Exercise task:
Pictures do not belong in your copy. Repeat all the other data exactly.

Supplied information:
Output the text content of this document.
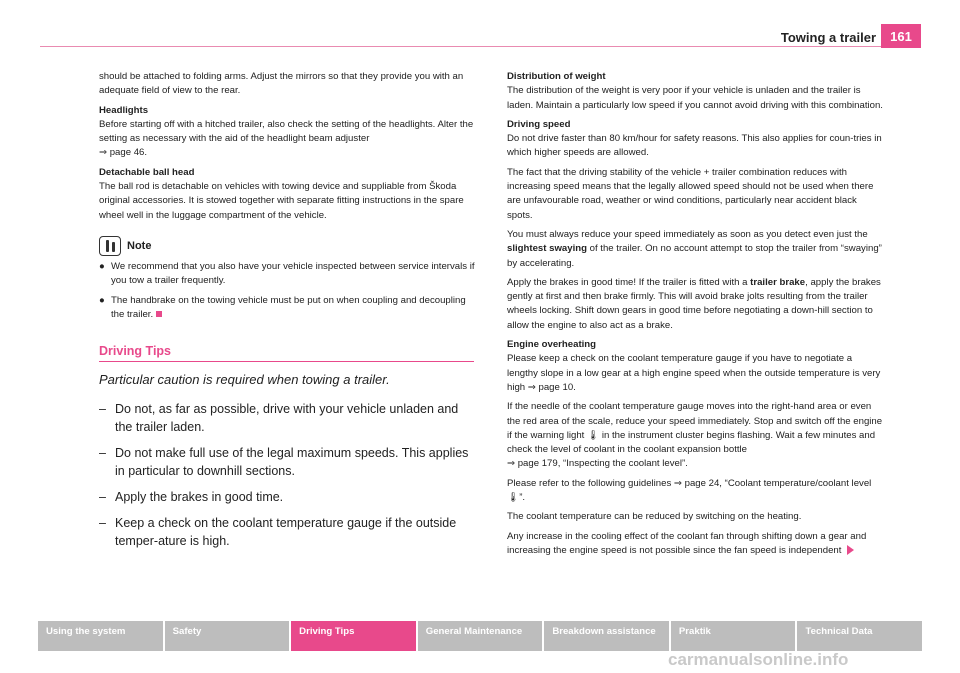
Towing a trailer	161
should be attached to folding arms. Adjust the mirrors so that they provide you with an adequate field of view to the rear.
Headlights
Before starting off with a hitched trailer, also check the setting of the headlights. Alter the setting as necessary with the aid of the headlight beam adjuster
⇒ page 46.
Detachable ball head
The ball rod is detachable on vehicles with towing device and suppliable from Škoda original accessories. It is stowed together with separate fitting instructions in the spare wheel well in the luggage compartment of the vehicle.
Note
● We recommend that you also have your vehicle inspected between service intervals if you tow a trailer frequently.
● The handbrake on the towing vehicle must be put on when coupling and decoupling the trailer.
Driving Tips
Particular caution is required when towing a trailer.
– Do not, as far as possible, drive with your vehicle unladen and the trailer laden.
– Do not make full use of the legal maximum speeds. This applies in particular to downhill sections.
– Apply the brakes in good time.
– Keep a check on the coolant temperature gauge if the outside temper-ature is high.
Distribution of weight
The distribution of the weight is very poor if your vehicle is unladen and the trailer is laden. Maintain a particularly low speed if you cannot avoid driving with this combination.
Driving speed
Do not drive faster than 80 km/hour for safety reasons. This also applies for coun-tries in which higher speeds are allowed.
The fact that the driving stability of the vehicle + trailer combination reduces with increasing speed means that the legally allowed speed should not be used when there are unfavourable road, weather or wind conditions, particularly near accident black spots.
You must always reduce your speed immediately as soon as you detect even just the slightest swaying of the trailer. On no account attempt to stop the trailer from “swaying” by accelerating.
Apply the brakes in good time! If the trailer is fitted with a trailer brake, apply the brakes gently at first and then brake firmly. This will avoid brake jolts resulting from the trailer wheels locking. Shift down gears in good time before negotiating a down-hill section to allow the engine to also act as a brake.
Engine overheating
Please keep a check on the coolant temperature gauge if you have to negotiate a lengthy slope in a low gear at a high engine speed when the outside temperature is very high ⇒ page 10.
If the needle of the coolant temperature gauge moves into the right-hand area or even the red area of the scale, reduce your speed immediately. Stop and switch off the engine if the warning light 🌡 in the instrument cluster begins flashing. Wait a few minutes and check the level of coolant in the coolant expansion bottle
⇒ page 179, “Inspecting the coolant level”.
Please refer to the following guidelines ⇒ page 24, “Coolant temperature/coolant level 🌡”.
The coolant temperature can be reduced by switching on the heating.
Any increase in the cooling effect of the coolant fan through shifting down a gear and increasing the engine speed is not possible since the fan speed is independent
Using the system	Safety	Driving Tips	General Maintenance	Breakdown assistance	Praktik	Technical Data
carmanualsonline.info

Completed task:
Output the text content of this document.
Towing a trailer	161
should be attached to folding arms. Adjust the mirrors so that they provide you with an adequate field of view to the rear.
Headlights
Before starting off with a hitched trailer, also check the setting of the headlights. Alter the setting as necessary with the aid of the headlight beam adjuster
⇒ page 46.
Detachable ball head
The ball rod is detachable on vehicles with towing device and suppliable from Škoda original accessories. It is stowed together with separate fitting instructions in the spare wheel well in the luggage compartment of the vehicle.
Note
● We recommend that you also have your vehicle inspected between service intervals if you tow a trailer frequently.
● The handbrake on the towing vehicle must be put on when coupling and decoupling the trailer.
Driving Tips
Particular caution is required when towing a trailer.
– Do not, as far as possible, drive with your vehicle unladen and the trailer laden.
– Do not make full use of the legal maximum speeds. This applies in particular to downhill sections.
– Apply the brakes in good time.
– Keep a check on the coolant temperature gauge if the outside temper-ature is high.
Distribution of weight
The distribution of the weight is very poor if your vehicle is unladen and the trailer is laden. Maintain a particularly low speed if you cannot avoid driving with this combination.
Driving speed
Do not drive faster than 80 km/hour for safety reasons. This also applies for coun-tries in which higher speeds are allowed.
The fact that the driving stability of the vehicle + trailer combination reduces with increasing speed means that the legally allowed speed should not be used when there are unfavourable road, weather or wind conditions, particularly near accident black spots.
You must always reduce your speed immediately as soon as you detect even just the slightest swaying of the trailer. On no account attempt to stop the trailer from “swaying” by accelerating.
Apply the brakes in good time! If the trailer is fitted with a trailer brake, apply the brakes gently at first and then brake firmly. This will avoid brake jolts resulting from the trailer wheels locking. Shift down gears in good time before negotiating a down-hill section to allow the engine to also act as a brake.
Engine overheating
Please keep a check on the coolant temperature gauge if you have to negotiate a lengthy slope in a low gear at a high engine speed when the outside temperature is very high ⇒ page 10.
If the needle of the coolant temperature gauge moves into the right-hand area or even the red area of the scale, reduce your speed immediately. Stop and switch off the engine if the warning light 🌡 in the instrument cluster begins flashing. Wait a few minutes and check the level of coolant in the coolant expansion bottle
⇒ page 179, “Inspecting the coolant level”.
Please refer to the following guidelines ⇒ page 24, “Coolant temperature/coolant level 🌡”.
The coolant temperature can be reduced by switching on the heating.
Any increase in the cooling effect of the coolant fan through shifting down a gear and increasing the engine speed is not possible since the fan speed is independent
Using the system	Safety	Driving Tips	General Maintenance	Breakdown assistance	Praktik	Technical Data
carmanualsonline.info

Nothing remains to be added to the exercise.